JOB ▸
Rewrite the records below, changing every "interactable" to "clickable" and keeping everything else the same.

Annotated element listings:
=-=-=-=-=

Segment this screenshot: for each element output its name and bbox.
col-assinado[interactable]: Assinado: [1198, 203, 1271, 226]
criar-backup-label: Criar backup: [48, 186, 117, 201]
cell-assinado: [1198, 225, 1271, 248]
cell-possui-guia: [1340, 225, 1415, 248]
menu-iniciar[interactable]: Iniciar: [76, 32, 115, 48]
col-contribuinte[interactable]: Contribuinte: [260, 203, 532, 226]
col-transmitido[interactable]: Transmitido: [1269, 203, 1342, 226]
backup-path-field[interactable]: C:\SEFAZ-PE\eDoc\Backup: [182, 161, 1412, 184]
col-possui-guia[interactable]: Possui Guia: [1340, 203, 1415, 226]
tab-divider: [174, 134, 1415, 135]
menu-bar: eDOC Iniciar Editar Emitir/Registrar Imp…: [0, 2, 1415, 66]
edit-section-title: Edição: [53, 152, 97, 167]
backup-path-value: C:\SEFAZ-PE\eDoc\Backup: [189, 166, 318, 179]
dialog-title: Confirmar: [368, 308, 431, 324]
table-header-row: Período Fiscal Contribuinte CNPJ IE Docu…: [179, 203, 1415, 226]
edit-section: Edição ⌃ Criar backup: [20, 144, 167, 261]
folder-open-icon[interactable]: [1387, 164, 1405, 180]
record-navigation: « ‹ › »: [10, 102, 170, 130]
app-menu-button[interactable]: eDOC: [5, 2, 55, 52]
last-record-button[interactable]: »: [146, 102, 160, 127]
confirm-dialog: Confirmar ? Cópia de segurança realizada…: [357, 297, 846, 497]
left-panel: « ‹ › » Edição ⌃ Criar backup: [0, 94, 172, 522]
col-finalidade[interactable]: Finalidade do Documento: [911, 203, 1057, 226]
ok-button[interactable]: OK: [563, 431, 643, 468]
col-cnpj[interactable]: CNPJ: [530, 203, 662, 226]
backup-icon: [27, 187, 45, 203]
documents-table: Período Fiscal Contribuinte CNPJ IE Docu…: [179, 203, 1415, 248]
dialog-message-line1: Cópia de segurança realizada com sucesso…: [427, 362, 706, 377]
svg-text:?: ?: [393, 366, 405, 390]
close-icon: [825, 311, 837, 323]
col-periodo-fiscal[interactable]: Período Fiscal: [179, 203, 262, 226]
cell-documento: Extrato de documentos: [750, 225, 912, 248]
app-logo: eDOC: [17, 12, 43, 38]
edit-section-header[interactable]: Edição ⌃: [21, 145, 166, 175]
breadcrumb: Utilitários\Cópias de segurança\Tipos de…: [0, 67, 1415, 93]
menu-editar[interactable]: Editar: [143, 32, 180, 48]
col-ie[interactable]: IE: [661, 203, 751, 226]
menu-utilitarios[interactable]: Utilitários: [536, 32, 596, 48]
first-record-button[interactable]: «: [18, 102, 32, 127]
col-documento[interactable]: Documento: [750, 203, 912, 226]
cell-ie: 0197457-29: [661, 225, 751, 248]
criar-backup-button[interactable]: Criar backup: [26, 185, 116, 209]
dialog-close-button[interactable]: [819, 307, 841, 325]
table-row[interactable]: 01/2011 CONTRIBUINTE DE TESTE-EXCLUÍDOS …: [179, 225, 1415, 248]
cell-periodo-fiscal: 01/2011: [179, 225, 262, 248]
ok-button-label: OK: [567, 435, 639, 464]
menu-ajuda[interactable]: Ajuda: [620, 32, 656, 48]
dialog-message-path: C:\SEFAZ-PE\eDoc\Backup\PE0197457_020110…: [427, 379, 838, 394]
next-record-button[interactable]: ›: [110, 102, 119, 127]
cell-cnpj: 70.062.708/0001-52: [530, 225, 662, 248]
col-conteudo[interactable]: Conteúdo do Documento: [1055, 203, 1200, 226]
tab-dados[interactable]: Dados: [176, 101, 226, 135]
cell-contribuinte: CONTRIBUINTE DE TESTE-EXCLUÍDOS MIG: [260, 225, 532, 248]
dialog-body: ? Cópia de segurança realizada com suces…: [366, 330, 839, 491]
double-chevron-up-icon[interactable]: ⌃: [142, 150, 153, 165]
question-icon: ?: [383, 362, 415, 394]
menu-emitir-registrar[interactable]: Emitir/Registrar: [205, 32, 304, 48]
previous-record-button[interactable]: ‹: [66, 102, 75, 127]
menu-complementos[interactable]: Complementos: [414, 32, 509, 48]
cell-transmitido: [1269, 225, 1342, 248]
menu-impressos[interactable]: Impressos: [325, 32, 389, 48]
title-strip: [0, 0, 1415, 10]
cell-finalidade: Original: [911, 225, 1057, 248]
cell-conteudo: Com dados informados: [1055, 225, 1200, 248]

=-=-=-=-=

TASK SOLUTION ▸
Segment this screenshot: for each element output its name and bbox.
col-assinado[clickable]: Assinado: [1198, 203, 1271, 226]
criar-backup-label: Criar backup: [48, 186, 117, 201]
cell-assinado: [1198, 225, 1271, 248]
cell-possui-guia: [1340, 225, 1415, 248]
menu-iniciar[clickable]: Iniciar: [76, 32, 115, 48]
col-contribuinte[clickable]: Contribuinte: [260, 203, 532, 226]
col-transmitido[clickable]: Transmitido: [1269, 203, 1342, 226]
backup-path-field[clickable]: C:\SEFAZ-PE\eDoc\Backup: [182, 161, 1412, 184]
col-possui-guia[clickable]: Possui Guia: [1340, 203, 1415, 226]
tab-divider: [174, 134, 1415, 135]
menu-bar: eDOC Iniciar Editar Emitir/Registrar Imp…: [0, 2, 1415, 66]
edit-section-title: Edição: [53, 152, 97, 167]
backup-path-value: C:\SEFAZ-PE\eDoc\Backup: [189, 166, 318, 179]
dialog-title: Confirmar: [368, 308, 431, 324]
table-header-row: Período Fiscal Contribuinte CNPJ IE Docu…: [179, 203, 1415, 226]
edit-section: Edição ⌃ Criar backup: [20, 144, 167, 261]
folder-open-icon[clickable]: [1387, 164, 1405, 180]
record-navigation: « ‹ › »: [10, 102, 170, 130]
app-menu-button[clickable]: eDOC: [5, 2, 55, 52]
last-record-button[clickable]: »: [146, 102, 160, 127]
confirm-dialog: Confirmar ? Cópia de segurança realizada…: [357, 297, 846, 497]
left-panel: « ‹ › » Edição ⌃ Criar backup: [0, 94, 172, 522]
col-finalidade[clickable]: Finalidade do Documento: [911, 203, 1057, 226]
ok-button[clickable]: OK: [563, 431, 643, 468]
col-cnpj[clickable]: CNPJ: [530, 203, 662, 226]
backup-icon: [27, 187, 45, 203]
documents-table: Período Fiscal Contribuinte CNPJ IE Docu…: [179, 203, 1415, 248]
dialog-message-line1: Cópia de segurança realizada com sucesso…: [427, 362, 706, 377]
svg-text:?: ?: [393, 366, 405, 390]
close-icon: [825, 311, 837, 323]
col-periodo-fiscal[clickable]: Período Fiscal: [179, 203, 262, 226]
cell-documento: Extrato de documentos: [750, 225, 912, 248]
app-logo: eDOC: [17, 12, 43, 38]
edit-section-header[clickable]: Edição ⌃: [21, 145, 166, 175]
breadcrumb: Utilitários\Cópias de segurança\Tipos de…: [0, 67, 1415, 93]
menu-editar[clickable]: Editar: [143, 32, 180, 48]
col-ie[clickable]: IE: [661, 203, 751, 226]
menu-utilitarios[clickable]: Utilitários: [536, 32, 596, 48]
first-record-button[clickable]: «: [18, 102, 32, 127]
col-documento[clickable]: Documento: [750, 203, 912, 226]
cell-ie: 0197457-29: [661, 225, 751, 248]
criar-backup-button[clickable]: Criar backup: [26, 185, 116, 209]
dialog-close-button[clickable]: [819, 307, 841, 325]
table-row[clickable]: 01/2011 CONTRIBUINTE DE TESTE-EXCLUÍDOS …: [179, 225, 1415, 248]
cell-periodo-fiscal: 01/2011: [179, 225, 262, 248]
ok-button-label: OK: [567, 435, 639, 464]
menu-ajuda[clickable]: Ajuda: [620, 32, 656, 48]
dialog-message-path: C:\SEFAZ-PE\eDoc\Backup\PE0197457_020110…: [427, 379, 838, 394]
next-record-button[clickable]: ›: [110, 102, 119, 127]
cell-cnpj: 70.062.708/0001-52: [530, 225, 662, 248]
col-conteudo[clickable]: Conteúdo do Documento: [1055, 203, 1200, 226]
tab-dados[clickable]: Dados: [176, 101, 226, 135]
cell-contribuinte: CONTRIBUINTE DE TESTE-EXCLUÍDOS MIG: [260, 225, 532, 248]
dialog-body: ? Cópia de segurança realizada com suces…: [366, 330, 839, 491]
double-chevron-up-icon[clickable]: ⌃: [142, 150, 153, 165]
question-icon: ?: [383, 362, 415, 394]
menu-emitir-registrar[clickable]: Emitir/Registrar: [205, 32, 304, 48]
previous-record-button[clickable]: ‹: [66, 102, 75, 127]
menu-complementos[clickable]: Complementos: [414, 32, 509, 48]
cell-transmitido: [1269, 225, 1342, 248]
menu-impressos[clickable]: Impressos: [325, 32, 389, 48]
title-strip: [0, 0, 1415, 10]
cell-finalidade: Original: [911, 225, 1057, 248]
cell-conteudo: Com dados informados: [1055, 225, 1200, 248]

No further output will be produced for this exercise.